◆ GIVEN ENTRIES
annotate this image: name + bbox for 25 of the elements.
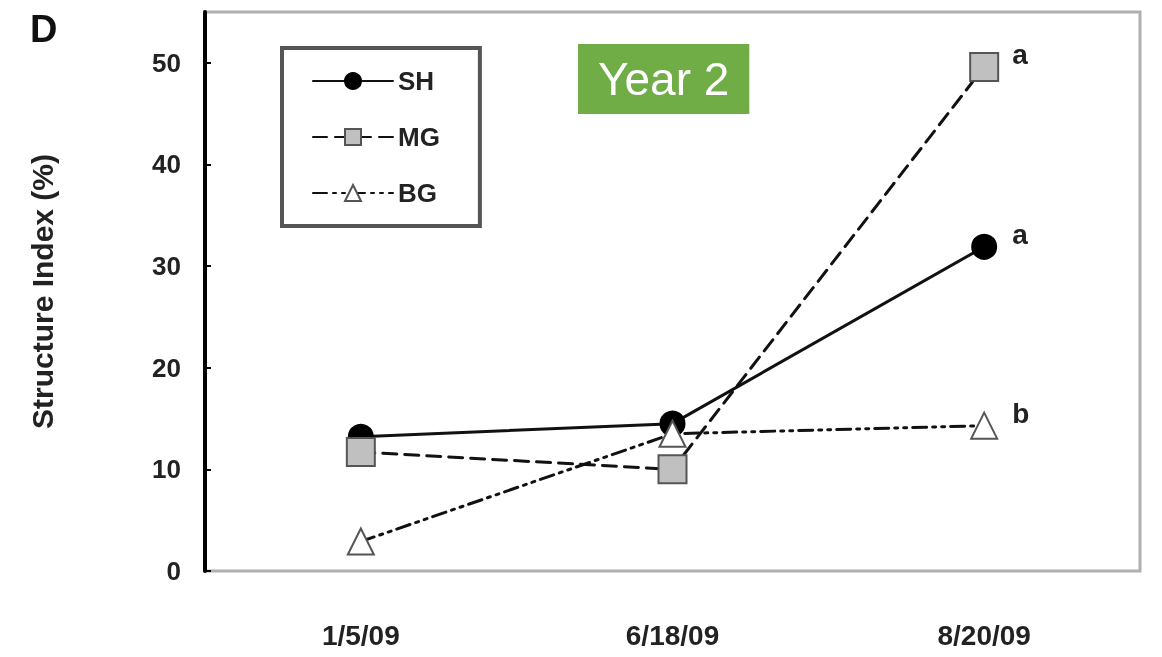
point [658,419,687,448]
x-tick-label: 1/5/09 [321,619,400,651]
point [971,233,998,260]
y-tick-label: 30 [152,251,181,282]
legend-label: MG [398,122,440,152]
point [970,411,999,440]
text: D [30,8,58,50]
y-tick-label: 40 [152,149,181,180]
point [969,51,1000,82]
legend-label: SH [398,66,435,96]
point [345,437,376,468]
x-tick-label: 8/20/09 [937,619,1031,651]
annotation: Year 2 [598,53,730,105]
annotation: b [1012,398,1030,430]
y-tick-label: 0 [166,556,181,586]
y-axis-title: Structure Index (%) [25,153,59,430]
annotation: a [1012,39,1029,71]
point [346,527,375,556]
annotation: a [1012,219,1029,251]
y-tick-label: 50 [152,47,181,78]
y-tick-label: 20 [152,352,181,383]
point [657,454,688,485]
y-tick-label: 10 [152,454,181,485]
legend-label: BG [398,178,437,208]
x-tick-label: 6/18/09 [625,619,720,651]
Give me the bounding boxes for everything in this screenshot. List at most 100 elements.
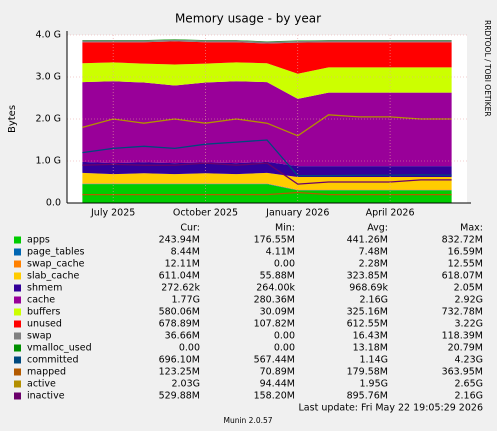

◆ WHAT IS NEEDED
Count the lines of the entries above that contain the string "elements", and give only the number.

◆ PROBLEM SOLUTION
2